What you will do: Count the lines below that contain the word "size". Give only the number.
*** Record set ***
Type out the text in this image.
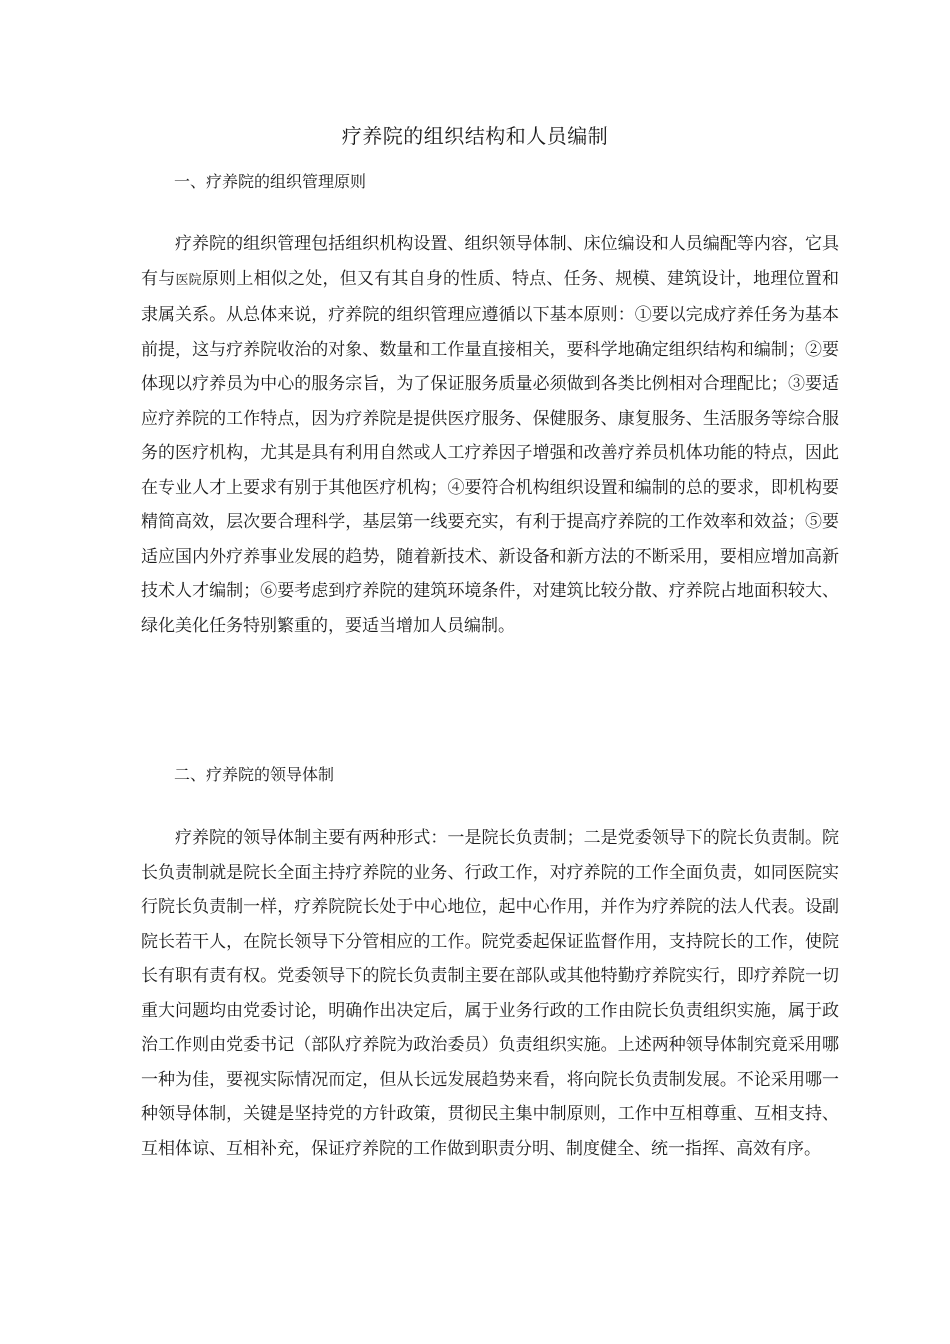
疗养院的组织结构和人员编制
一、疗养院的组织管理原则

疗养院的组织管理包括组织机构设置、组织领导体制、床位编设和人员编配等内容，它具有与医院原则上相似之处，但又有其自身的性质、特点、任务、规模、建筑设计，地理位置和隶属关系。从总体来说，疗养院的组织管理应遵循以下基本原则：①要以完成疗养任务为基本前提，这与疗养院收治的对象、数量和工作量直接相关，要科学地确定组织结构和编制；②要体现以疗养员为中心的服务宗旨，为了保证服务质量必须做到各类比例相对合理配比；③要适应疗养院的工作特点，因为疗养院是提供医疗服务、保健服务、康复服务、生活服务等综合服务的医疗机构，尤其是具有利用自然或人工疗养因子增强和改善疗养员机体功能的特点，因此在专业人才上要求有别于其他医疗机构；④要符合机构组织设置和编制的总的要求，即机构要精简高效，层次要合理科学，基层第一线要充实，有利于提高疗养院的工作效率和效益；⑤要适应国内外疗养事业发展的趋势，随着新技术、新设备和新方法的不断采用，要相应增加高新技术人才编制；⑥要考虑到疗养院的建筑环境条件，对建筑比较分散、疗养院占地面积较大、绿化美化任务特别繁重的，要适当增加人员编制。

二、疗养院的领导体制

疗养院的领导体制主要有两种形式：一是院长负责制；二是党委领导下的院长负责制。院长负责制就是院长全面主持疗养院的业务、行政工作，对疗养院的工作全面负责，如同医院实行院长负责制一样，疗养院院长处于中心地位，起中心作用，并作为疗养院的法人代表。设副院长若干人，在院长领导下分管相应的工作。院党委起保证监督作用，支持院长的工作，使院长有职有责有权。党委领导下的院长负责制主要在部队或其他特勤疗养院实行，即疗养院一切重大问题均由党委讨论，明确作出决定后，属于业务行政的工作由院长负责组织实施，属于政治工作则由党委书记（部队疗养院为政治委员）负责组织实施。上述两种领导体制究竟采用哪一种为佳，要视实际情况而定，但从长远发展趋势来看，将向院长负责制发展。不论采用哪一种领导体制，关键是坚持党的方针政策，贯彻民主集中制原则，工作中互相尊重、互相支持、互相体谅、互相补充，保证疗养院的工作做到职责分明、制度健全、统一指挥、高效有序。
***
*** Record set ***
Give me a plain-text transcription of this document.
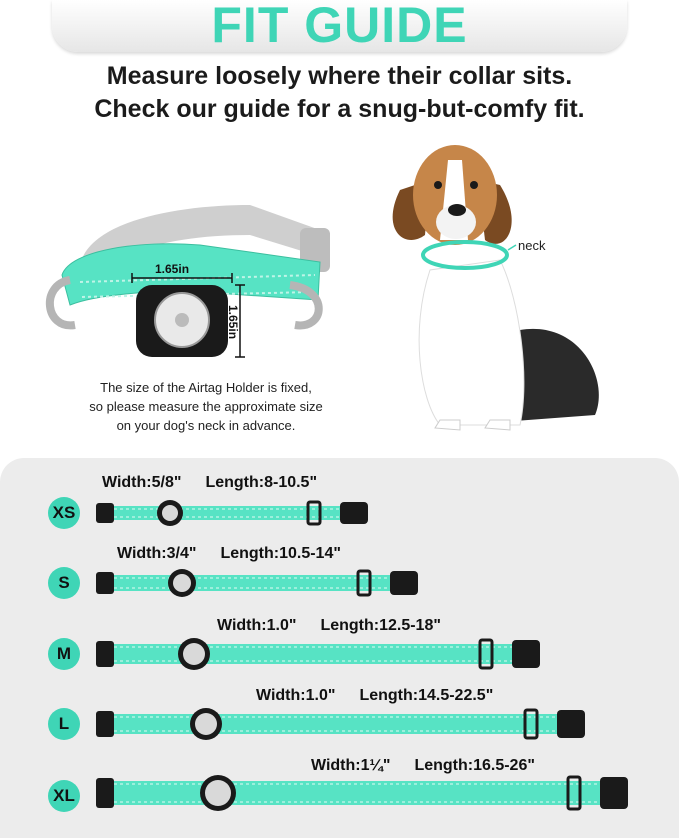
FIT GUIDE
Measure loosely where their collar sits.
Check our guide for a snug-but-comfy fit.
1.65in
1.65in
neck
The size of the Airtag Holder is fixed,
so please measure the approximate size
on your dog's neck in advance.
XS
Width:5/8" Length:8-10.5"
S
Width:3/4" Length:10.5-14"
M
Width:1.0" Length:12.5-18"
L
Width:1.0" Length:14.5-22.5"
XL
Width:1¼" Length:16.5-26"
***
The result: 2